## Begin Given information
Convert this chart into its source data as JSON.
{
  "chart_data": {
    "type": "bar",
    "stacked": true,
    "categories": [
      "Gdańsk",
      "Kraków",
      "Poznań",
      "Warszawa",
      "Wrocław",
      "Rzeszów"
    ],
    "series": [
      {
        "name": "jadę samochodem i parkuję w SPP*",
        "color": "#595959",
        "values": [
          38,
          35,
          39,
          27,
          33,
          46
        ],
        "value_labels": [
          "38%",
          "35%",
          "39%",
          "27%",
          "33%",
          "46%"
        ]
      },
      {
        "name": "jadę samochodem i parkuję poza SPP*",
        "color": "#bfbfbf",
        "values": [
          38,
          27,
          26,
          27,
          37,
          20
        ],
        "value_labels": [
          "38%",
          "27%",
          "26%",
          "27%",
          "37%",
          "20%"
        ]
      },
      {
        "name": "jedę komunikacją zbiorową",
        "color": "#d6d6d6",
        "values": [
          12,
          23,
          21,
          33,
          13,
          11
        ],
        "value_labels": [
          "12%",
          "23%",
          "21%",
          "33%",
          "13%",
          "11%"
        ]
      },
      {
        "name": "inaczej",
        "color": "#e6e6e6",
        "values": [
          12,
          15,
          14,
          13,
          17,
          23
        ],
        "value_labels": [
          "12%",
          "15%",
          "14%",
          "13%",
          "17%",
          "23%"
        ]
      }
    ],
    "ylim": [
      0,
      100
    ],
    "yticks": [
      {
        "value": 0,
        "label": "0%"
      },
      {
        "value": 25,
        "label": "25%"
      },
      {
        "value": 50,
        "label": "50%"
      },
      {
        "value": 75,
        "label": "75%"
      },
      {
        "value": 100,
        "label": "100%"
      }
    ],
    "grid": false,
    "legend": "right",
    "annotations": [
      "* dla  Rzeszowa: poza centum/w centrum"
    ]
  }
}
## End Given information
**Problem statement**
Extract every line above that contains the word "samochodem".

**Correct result**
        "name": "jadę samochodem i parkuję w SPP*",
        "name": "jadę samochodem i parkuję poza SPP*",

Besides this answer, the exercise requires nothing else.